# WHAT TO DO
Output all records precisely as written.

# RECORDS SUPPLIED
start
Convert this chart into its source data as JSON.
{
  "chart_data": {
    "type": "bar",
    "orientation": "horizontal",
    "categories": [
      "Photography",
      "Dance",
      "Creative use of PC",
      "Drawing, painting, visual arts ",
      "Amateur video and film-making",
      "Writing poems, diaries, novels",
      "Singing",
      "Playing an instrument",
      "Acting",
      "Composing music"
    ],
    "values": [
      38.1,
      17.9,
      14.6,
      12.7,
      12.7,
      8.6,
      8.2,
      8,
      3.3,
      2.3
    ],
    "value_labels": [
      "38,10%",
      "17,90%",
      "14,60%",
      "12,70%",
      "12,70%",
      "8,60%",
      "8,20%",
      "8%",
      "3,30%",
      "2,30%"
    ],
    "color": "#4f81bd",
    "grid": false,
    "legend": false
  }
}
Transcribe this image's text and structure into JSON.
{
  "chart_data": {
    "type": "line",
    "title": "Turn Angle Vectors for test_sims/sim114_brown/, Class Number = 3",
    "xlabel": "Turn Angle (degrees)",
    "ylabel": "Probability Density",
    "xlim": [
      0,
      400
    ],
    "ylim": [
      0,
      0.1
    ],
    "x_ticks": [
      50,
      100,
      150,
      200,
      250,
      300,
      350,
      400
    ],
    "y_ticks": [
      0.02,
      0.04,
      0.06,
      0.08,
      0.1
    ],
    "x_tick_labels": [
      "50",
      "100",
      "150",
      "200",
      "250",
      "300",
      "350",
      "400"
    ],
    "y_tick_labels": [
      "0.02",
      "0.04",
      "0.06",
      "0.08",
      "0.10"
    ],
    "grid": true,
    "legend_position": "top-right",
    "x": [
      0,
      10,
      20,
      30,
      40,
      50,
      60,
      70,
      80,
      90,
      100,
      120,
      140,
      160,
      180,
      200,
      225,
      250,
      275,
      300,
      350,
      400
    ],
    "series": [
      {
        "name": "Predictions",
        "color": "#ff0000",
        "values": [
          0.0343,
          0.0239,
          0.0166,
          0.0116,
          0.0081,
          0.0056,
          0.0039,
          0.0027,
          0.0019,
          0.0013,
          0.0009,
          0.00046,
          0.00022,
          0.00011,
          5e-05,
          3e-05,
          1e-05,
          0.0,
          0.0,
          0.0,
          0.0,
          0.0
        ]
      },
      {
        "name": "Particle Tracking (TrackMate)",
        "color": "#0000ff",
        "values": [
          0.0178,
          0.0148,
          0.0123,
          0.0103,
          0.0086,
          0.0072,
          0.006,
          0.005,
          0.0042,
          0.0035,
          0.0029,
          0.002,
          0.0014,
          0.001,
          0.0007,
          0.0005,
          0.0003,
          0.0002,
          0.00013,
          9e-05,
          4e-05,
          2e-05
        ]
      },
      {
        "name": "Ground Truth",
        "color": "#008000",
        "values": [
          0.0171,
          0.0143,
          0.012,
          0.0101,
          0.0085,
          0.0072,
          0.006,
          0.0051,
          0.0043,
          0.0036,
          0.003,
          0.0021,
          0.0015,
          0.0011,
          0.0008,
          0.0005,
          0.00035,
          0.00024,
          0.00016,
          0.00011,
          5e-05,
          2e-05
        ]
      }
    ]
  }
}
end
# REPLY
Convert this chart into its source data as JSON.
{
  "chart_data": {
    "type": "bar",
    "orientation": "horizontal",
    "categories": [
      "Photography",
      "Dance",
      "Creative use of PC",
      "Drawing, painting, visual arts ",
      "Amateur video and film-making",
      "Writing poems, diaries, novels",
      "Singing",
      "Playing an instrument",
      "Acting",
      "Composing music"
    ],
    "values": [
      38.1,
      17.9,
      14.6,
      12.7,
      12.7,
      8.6,
      8.2,
      8,
      3.3,
      2.3
    ],
    "value_labels": [
      "38,10%",
      "17,90%",
      "14,60%",
      "12,70%",
      "12,70%",
      "8,60%",
      "8,20%",
      "8%",
      "3,30%",
      "2,30%"
    ],
    "color": "#4f81bd",
    "grid": false,
    "legend": false
  }
}
Transcribe this image's text and structure into JSON.
{
  "chart_data": {
    "type": "line",
    "title": "Turn Angle Vectors for test_sims/sim114_brown/, Class Number = 3",
    "xlabel": "Turn Angle (degrees)",
    "ylabel": "Probability Density",
    "xlim": [
      0,
      400
    ],
    "ylim": [
      0,
      0.1
    ],
    "x_ticks": [
      50,
      100,
      150,
      200,
      250,
      300,
      350,
      400
    ],
    "y_ticks": [
      0.02,
      0.04,
      0.06,
      0.08,
      0.1
    ],
    "x_tick_labels": [
      "50",
      "100",
      "150",
      "200",
      "250",
      "300",
      "350",
      "400"
    ],
    "y_tick_labels": [
      "0.02",
      "0.04",
      "0.06",
      "0.08",
      "0.10"
    ],
    "grid": true,
    "legend_position": "top-right",
    "x": [
      0,
      10,
      20,
      30,
      40,
      50,
      60,
      70,
      80,
      90,
      100,
      120,
      140,
      160,
      180,
      200,
      225,
      250,
      275,
      300,
      350,
      400
    ],
    "series": [
      {
        "name": "Predictions",
        "color": "#ff0000",
        "values": [
          0.0343,
          0.0239,
          0.0166,
          0.0116,
          0.0081,
          0.0056,
          0.0039,
          0.0027,
          0.0019,
          0.0013,
          0.0009,
          0.00046,
          0.00022,
          0.00011,
          5e-05,
          3e-05,
          1e-05,
          0.0,
          0.0,
          0.0,
          0.0,
          0.0
        ]
      },
      {
        "name": "Particle Tracking (TrackMate)",
        "color": "#0000ff",
        "values": [
          0.0178,
          0.0148,
          0.0123,
          0.0103,
          0.0086,
          0.0072,
          0.006,
          0.005,
          0.0042,
          0.0035,
          0.0029,
          0.002,
          0.0014,
          0.001,
          0.0007,
          0.0005,
          0.0003,
          0.0002,
          0.00013,
          9e-05,
          4e-05,
          2e-05
        ]
      },
      {
        "name": "Ground Truth",
        "color": "#008000",
        "values": [
          0.0171,
          0.0143,
          0.012,
          0.0101,
          0.0085,
          0.0072,
          0.006,
          0.0051,
          0.0043,
          0.0036,
          0.003,
          0.0021,
          0.0015,
          0.0011,
          0.0008,
          0.0005,
          0.00035,
          0.00024,
          0.00016,
          0.00011,
          5e-05,
          2e-05
        ]
      }
    ]
  }
}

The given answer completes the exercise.